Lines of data
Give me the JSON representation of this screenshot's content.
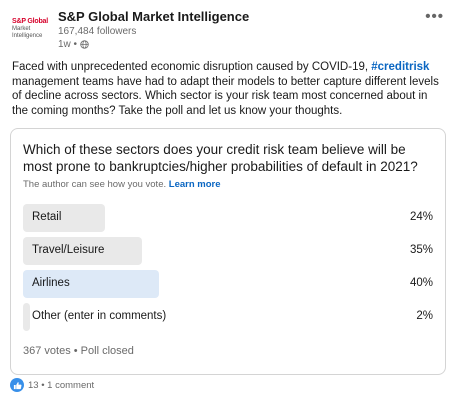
{
  "post": {
    "logo_lines": [
      "S&P Global",
      "Market",
      "Intelligence"
    ],
    "company": "S&P Global Market Intelligence",
    "followers": "167,484 followers",
    "time": "1w •",
    "menu": "•••",
    "text_before": "Faced with unprecedented economic disruption caused by COVID-19, ",
    "hashtag": "#creditrisk",
    "text_after": " management teams have had to adapt their models to better capture different levels of decline across sectors. Which sector is your risk team most concerned about in the coming months? Take the poll and let us know your thoughts."
  },
  "poll": {
    "question": "Which of these sectors does your credit risk team believe will be most prone to bankruptcies/higher probabilities of default in 2021?",
    "author_note": "The author can see how you vote.",
    "learn_more": "Learn more",
    "options": [
      {
        "label": "Retail",
        "percent_text": "24%",
        "percent": 24,
        "selected": false
      },
      {
        "label": "Travel/Leisure",
        "percent_text": "35%",
        "percent": 35,
        "selected": false
      },
      {
        "label": "Airlines",
        "percent_text": "40%",
        "percent": 40,
        "selected": true
      },
      {
        "label": "Other (enter in comments)",
        "percent_text": "2%",
        "percent": 2,
        "selected": false
      }
    ],
    "summary": "367 votes • Poll closed"
  },
  "social": {
    "counts": "13 • 1 comment"
  },
  "colors": {
    "link": "#0a66c2",
    "bar": "#e9e9e9",
    "bar_selected": "#dde9f7",
    "like": "#378fe9"
  },
  "icons": [
    "globe-icon",
    "like-icon",
    "more-menu-icon"
  ]
}
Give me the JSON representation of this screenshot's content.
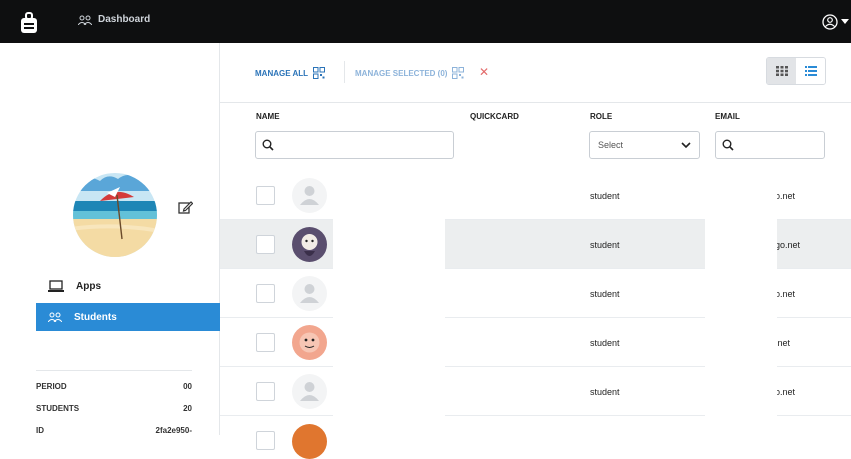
{
  "topbar": {
    "dashboard_label": "Dashboard"
  },
  "sidebar": {
    "nav": [
      {
        "label": "Apps"
      },
      {
        "label": "Students"
      }
    ],
    "info": [
      {
        "key": "PERIOD",
        "value": "00"
      },
      {
        "key": "STUDENTS",
        "value": "20"
      },
      {
        "key": "ID",
        "value": "2fa2e950-"
      }
    ]
  },
  "toolbar": {
    "manage_all": "MANAGE ALL",
    "manage_selected": "MANAGE SELECTED (0)"
  },
  "table": {
    "headers": {
      "name": "NAME",
      "quickcard": "QUICKCARD",
      "role": "ROLE",
      "email": "EMAIL"
    },
    "role_select": "Select",
    "rows": [
      {
        "role": "student",
        "email": "o.net"
      },
      {
        "role": "student",
        "email": "go.net"
      },
      {
        "role": "student",
        "email": "o.net"
      },
      {
        "role": "student",
        "email": ".net"
      },
      {
        "role": "student",
        "email": "o.net"
      }
    ]
  },
  "colors": {
    "accent": "#2a8bd6",
    "topbar": "#0e0f10",
    "danger": "#e36b6b"
  }
}
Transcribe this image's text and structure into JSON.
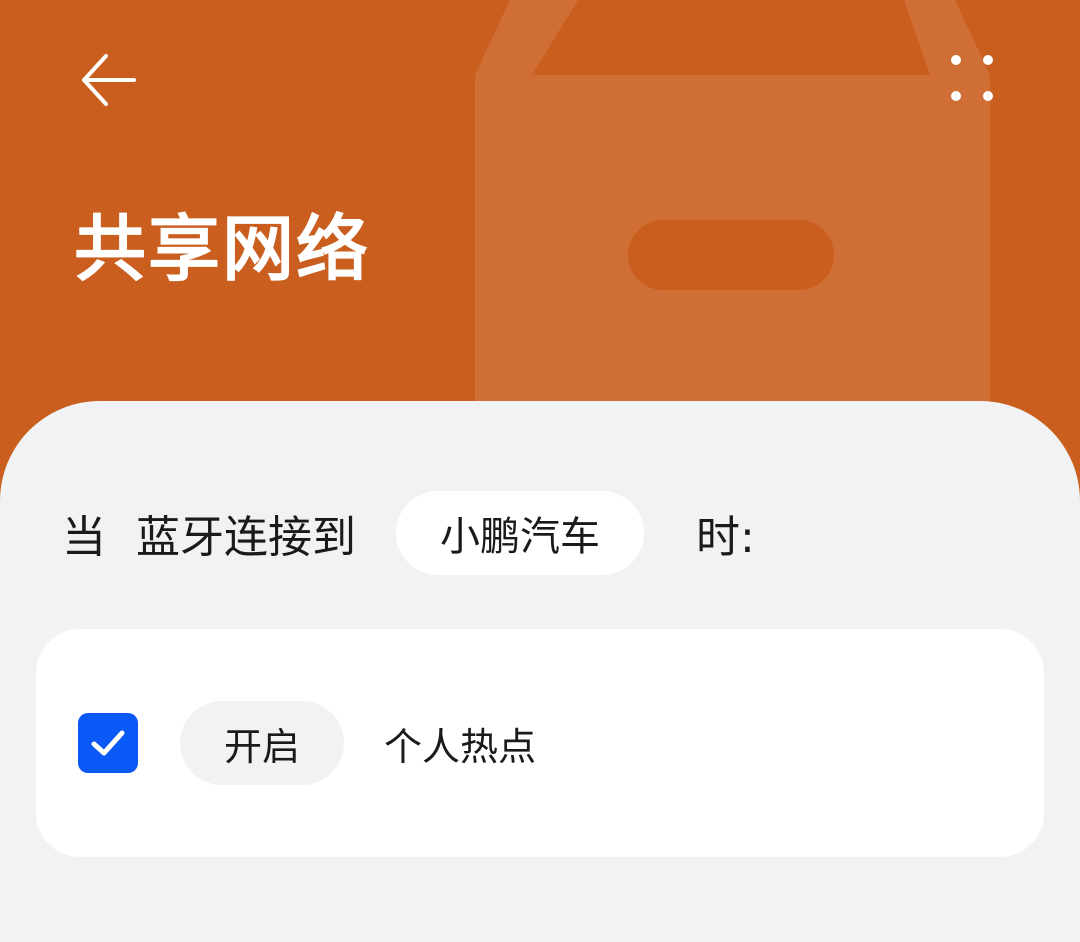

**Work to be completed:**
Find every line above that contains the word "Which", and return each one.

**Written reply:**
    "text_after": " management teams have had to adapt their models to better capture different levels of decline across sectors. Which sector is your risk team most concerned about in the coming months? Take the poll and let us know your thoughts."
    "question": "Which of these sectors does your credit risk team believe will be most prone to bankruptcies/higher probabilities of default in 2021?",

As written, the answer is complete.